**Exercise objective**
For each line below that includes the word "JSON", make a copy.

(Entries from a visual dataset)
┄┄┄┄┄┄┄┄┄┄┄┄┄┄┄┄┄┄┄┄
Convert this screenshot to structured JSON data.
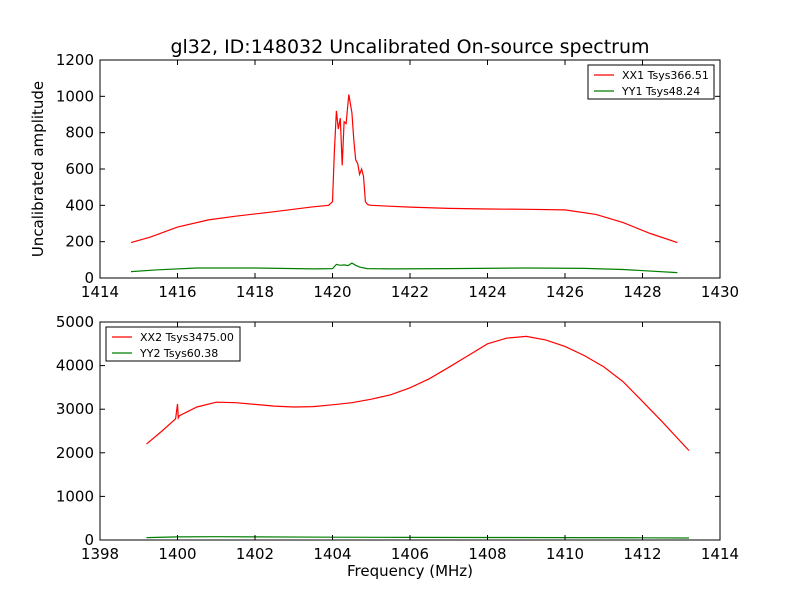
{
  "title": "gl32, ID:148032 Uncalibrated On-source spectrum",
  "chart_data": [
    {
      "type": "line",
      "ylabel": "Uncalibrated amplitude",
      "xlabel": "",
      "xlim": [
        1414,
        1430
      ],
      "ylim": [
        0,
        1200
      ],
      "xticks": [
        1414,
        1416,
        1418,
        1420,
        1422,
        1424,
        1426,
        1428,
        1430
      ],
      "yticks": [
        0,
        200,
        400,
        600,
        800,
        1000,
        1200
      ],
      "legend_position": "top-right",
      "series": [
        {
          "name": "XX1 Tsys366.51",
          "color": "#ff0000",
          "x": [
            1414.8,
            1415.3,
            1416.0,
            1416.8,
            1417.5,
            1418.5,
            1419.5,
            1419.9,
            1420.0,
            1420.05,
            1420.1,
            1420.15,
            1420.2,
            1420.25,
            1420.3,
            1420.35,
            1420.42,
            1420.5,
            1420.55,
            1420.6,
            1420.65,
            1420.7,
            1420.75,
            1420.8,
            1420.85,
            1420.9,
            1420.95,
            1421.0,
            1421.2,
            1422.0,
            1423.0,
            1424.0,
            1425.0,
            1426.0,
            1426.8,
            1427.5,
            1428.2,
            1428.9
          ],
          "y": [
            195,
            225,
            280,
            320,
            340,
            365,
            392,
            400,
            420,
            700,
            920,
            820,
            880,
            620,
            860,
            850,
            1010,
            910,
            760,
            650,
            630,
            570,
            600,
            560,
            420,
            405,
            402,
            400,
            398,
            390,
            383,
            380,
            378,
            375,
            350,
            305,
            245,
            195
          ]
        },
        {
          "name": "YY1 Tsys48.24",
          "color": "#007f00",
          "x": [
            1414.8,
            1415.5,
            1416.5,
            1418.0,
            1419.5,
            1420.0,
            1420.1,
            1420.2,
            1420.3,
            1420.4,
            1420.5,
            1420.6,
            1420.7,
            1420.9,
            1421.5,
            1423.0,
            1425.0,
            1426.5,
            1427.5,
            1428.9
          ],
          "y": [
            35,
            45,
            55,
            55,
            50,
            52,
            75,
            70,
            72,
            68,
            82,
            70,
            60,
            52,
            50,
            52,
            55,
            53,
            47,
            30
          ]
        }
      ]
    },
    {
      "type": "line",
      "ylabel": "",
      "xlabel": "Frequency (MHz)",
      "xlim": [
        1398,
        1414
      ],
      "ylim": [
        0,
        5000
      ],
      "xticks": [
        1398,
        1400,
        1402,
        1404,
        1406,
        1408,
        1410,
        1412,
        1414
      ],
      "yticks": [
        0,
        1000,
        2000,
        3000,
        4000,
        5000
      ],
      "legend_position": "top-left",
      "series": [
        {
          "name": "XX2 Tsys3475.00",
          "color": "#ff0000",
          "x": [
            1399.2,
            1399.6,
            1399.95,
            1400.0,
            1400.02,
            1400.05,
            1400.5,
            1401.0,
            1401.5,
            1402.0,
            1402.5,
            1403.0,
            1403.5,
            1404.0,
            1404.5,
            1405.0,
            1405.5,
            1406.0,
            1406.5,
            1407.0,
            1407.5,
            1408.0,
            1408.5,
            1409.0,
            1409.5,
            1410.0,
            1410.5,
            1411.0,
            1411.5,
            1412.0,
            1412.5,
            1413.2
          ],
          "y": [
            2200,
            2500,
            2780,
            3120,
            2800,
            2850,
            3050,
            3160,
            3150,
            3110,
            3070,
            3050,
            3060,
            3100,
            3150,
            3230,
            3330,
            3490,
            3700,
            3960,
            4230,
            4500,
            4630,
            4670,
            4590,
            4440,
            4230,
            3970,
            3630,
            3180,
            2720,
            2050
          ]
        },
        {
          "name": "YY2 Tsys60.38",
          "color": "#007f00",
          "x": [
            1399.2,
            1400.0,
            1401.0,
            1402.0,
            1404.0,
            1406.0,
            1408.0,
            1410.0,
            1412.0,
            1413.2
          ],
          "y": [
            55,
            70,
            75,
            72,
            65,
            60,
            58,
            55,
            50,
            45
          ]
        }
      ]
    }
  ]
}
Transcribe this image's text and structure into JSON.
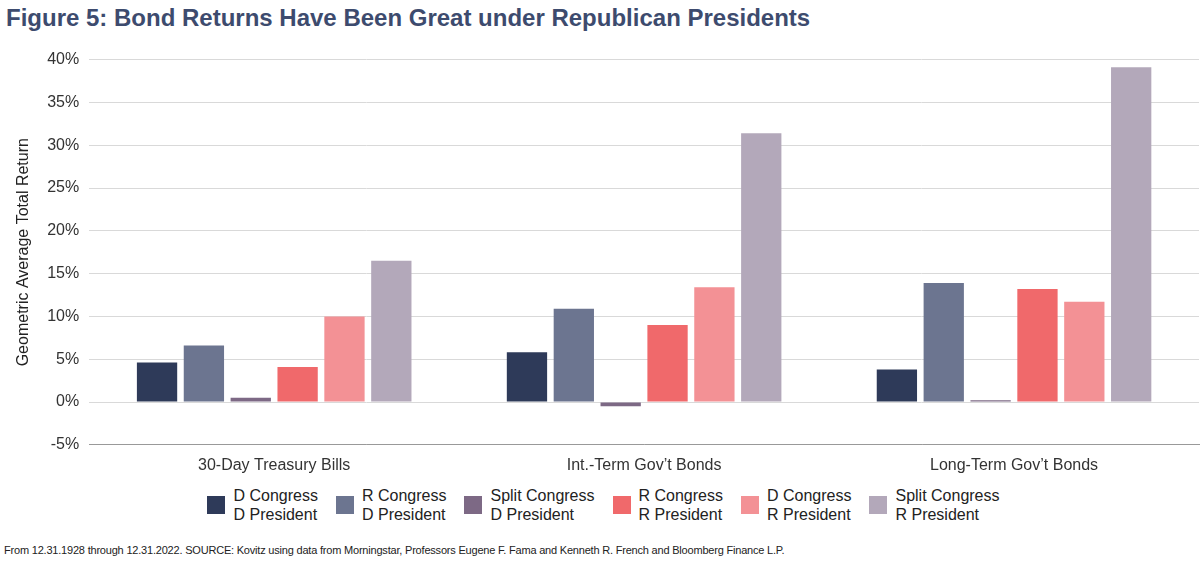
{
  "chart_data": {
    "type": "bar",
    "title": "Figure 5: Bond Returns Have Been Great under Republican Presidents",
    "note": "From 12.31.1928 through 12.31.2022. SOURCE: Kovitz using data from Morningstar, Professors Eugene F. Fama and Kenneth R. French and Bloomberg Finance L.P.",
    "y_label": "Geometric Average Total Return",
    "categories": [
      "30-Day Treasury Bills",
      "Int.-Term Gov’t Bonds",
      "Long-Term Gov’t Bonds"
    ],
    "series": [
      {
        "name": "D Congress\nD President",
        "color": "#2e3a59",
        "values": [
          4.6,
          5.8,
          3.8
        ]
      },
      {
        "name": "R Congress\nD President",
        "color": "#6c7590",
        "values": [
          6.6,
          10.9,
          13.9
        ]
      },
      {
        "name": "Split Congress\nD President",
        "color": "#7d6985",
        "values": [
          0.5,
          -0.5,
          0.2
        ]
      },
      {
        "name": "R Congress\nR President",
        "color": "#f0696b",
        "values": [
          4.1,
          9.0,
          13.2
        ]
      },
      {
        "name": "D Congress\nR President",
        "color": "#f39195",
        "values": [
          10.0,
          13.4,
          11.7
        ]
      },
      {
        "name": "Split Congress\nR President",
        "color": "#b3a8ba",
        "values": [
          16.5,
          31.4,
          39.1
        ]
      }
    ],
    "ylim": [
      -5,
      40
    ],
    "yticks": [
      {
        "value": -5,
        "label": "-5%"
      },
      {
        "value": 0,
        "label": "0%"
      },
      {
        "value": 5,
        "label": "5%"
      },
      {
        "value": 10,
        "label": "10%"
      },
      {
        "value": 15,
        "label": "15%"
      },
      {
        "value": 20,
        "label": "20%"
      },
      {
        "value": 25,
        "label": "25%"
      },
      {
        "value": 30,
        "label": "30%"
      },
      {
        "value": 35,
        "label": "35%"
      },
      {
        "value": 40,
        "label": "40%"
      }
    ],
    "grid": true,
    "legend": "bottom"
  }
}
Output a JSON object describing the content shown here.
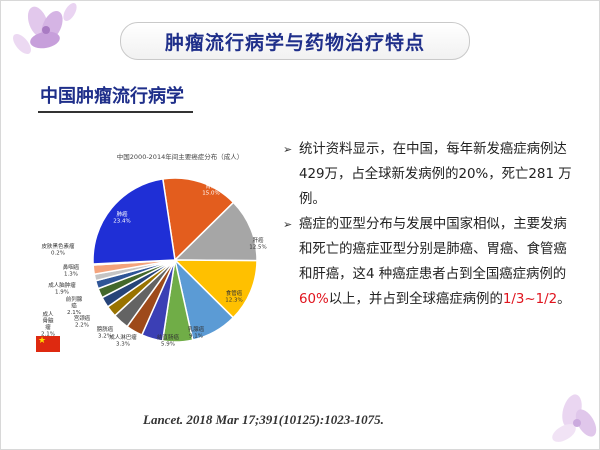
{
  "slide": {
    "title": "肿瘤流行病学与药物治疗特点",
    "subtitle": "中国肿瘤流行病学",
    "citation": "Lancet. 2018 Mar 17;391(10125):1023-1075."
  },
  "bullets": [
    {
      "parts": [
        {
          "text": "统计资料显示，在中国，每年新发癌症病例达429万，占全球新发病例的20%，死亡281 万例。",
          "highlight": false
        }
      ]
    },
    {
      "parts": [
        {
          "text": "癌症的亚型分布与发展中国家相似，主要发病和死亡的癌症亚型分别是肺癌、胃癌、食管癌和肝癌，这4 种癌症患者占到全国癌症病例的",
          "highlight": false
        },
        {
          "text": "60%",
          "highlight": true
        },
        {
          "text": "以上，并占到全球癌症病例的",
          "highlight": false
        },
        {
          "text": "1/3~1/2",
          "highlight": true
        },
        {
          "text": "。",
          "highlight": false
        }
      ]
    }
  ],
  "colors": {
    "title_text": "#1f2f8a",
    "highlight": "#e0141e"
  },
  "chart_data": {
    "type": "pie",
    "title": "中国2000-2014年间主要癌症分布（成人）",
    "slices": [
      {
        "label": "胃癌",
        "value": 15.0,
        "color": "#e35d1e"
      },
      {
        "label": "肝癌",
        "value": 12.5,
        "color": "#a6a6a6"
      },
      {
        "label": "食管癌",
        "value": 12.3,
        "color": "#ffc000"
      },
      {
        "label": "乳腺癌",
        "value": 9.1,
        "color": "#5b9bd5"
      },
      {
        "label": "结直肠癌",
        "value": 5.9,
        "color": "#70ad47"
      },
      {
        "label": "",
        "value": 4.2,
        "color": "#3b3fb5"
      },
      {
        "label": "成人淋巴瘤",
        "value": 3.3,
        "color": "#9e4a1a"
      },
      {
        "label": "膀胱癌",
        "value": 3.2,
        "color": "#636363"
      },
      {
        "label": "宫颈癌",
        "value": 2.2,
        "color": "#997300"
      },
      {
        "label": "前列腺癌",
        "value": 2.1,
        "color": "#264478"
      },
      {
        "label": "成人脑肿瘤",
        "value": 1.9,
        "color": "#43682b"
      },
      {
        "label": "",
        "value": 1.6,
        "color": "#2e5597"
      },
      {
        "label": "鼻咽癌",
        "value": 1.3,
        "color": "#c4c4c4"
      },
      {
        "label": "",
        "value": 1.8,
        "color": "#f4a37c"
      },
      {
        "label": "皮肤黑色素瘤",
        "value": 0.2,
        "color": "#ffd966"
      },
      {
        "label": "肺癌",
        "value": 23.4,
        "color": "#1f2fd6"
      }
    ],
    "labels": [
      {
        "lines": [
          "胃癌",
          "15.0%"
        ]
      },
      {
        "lines": [
          "肝癌",
          "12.5%"
        ]
      },
      {
        "lines": [
          "食管癌",
          "12.3%"
        ]
      },
      {
        "lines": [
          "乳腺癌",
          "9.1%"
        ]
      },
      {
        "lines": [
          "结直肠癌",
          "5.9%"
        ]
      },
      {
        "lines": [
          "成人淋巴瘤",
          "3.3%"
        ]
      },
      {
        "lines": [
          "膀胱癌",
          "3.2%"
        ]
      },
      {
        "lines": [
          "宫颈癌",
          "2.2%"
        ]
      },
      {
        "lines": [
          "前列腺",
          "癌",
          "2.1%"
        ]
      },
      {
        "lines": [
          "成人",
          "骨髓",
          "瘤",
          "2.1%"
        ]
      },
      {
        "lines": [
          "成人脑肿瘤",
          "1.9%"
        ]
      },
      {
        "lines": [
          "鼻咽癌",
          "1.3%"
        ]
      },
      {
        "lines": [
          "皮肤黑色素瘤",
          "0.2%"
        ]
      },
      {
        "lines": [
          "肺癌",
          "23.4%"
        ]
      }
    ]
  }
}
┄┄┄┄┄┄┄┄┄┄┄┄┄┄┄┄┄┄┄┄
**The answer**
Convert this screenshot to structured JSON data.
Transcribe this image's text and structure into JSON.
Output a JSON object describing the content shown here.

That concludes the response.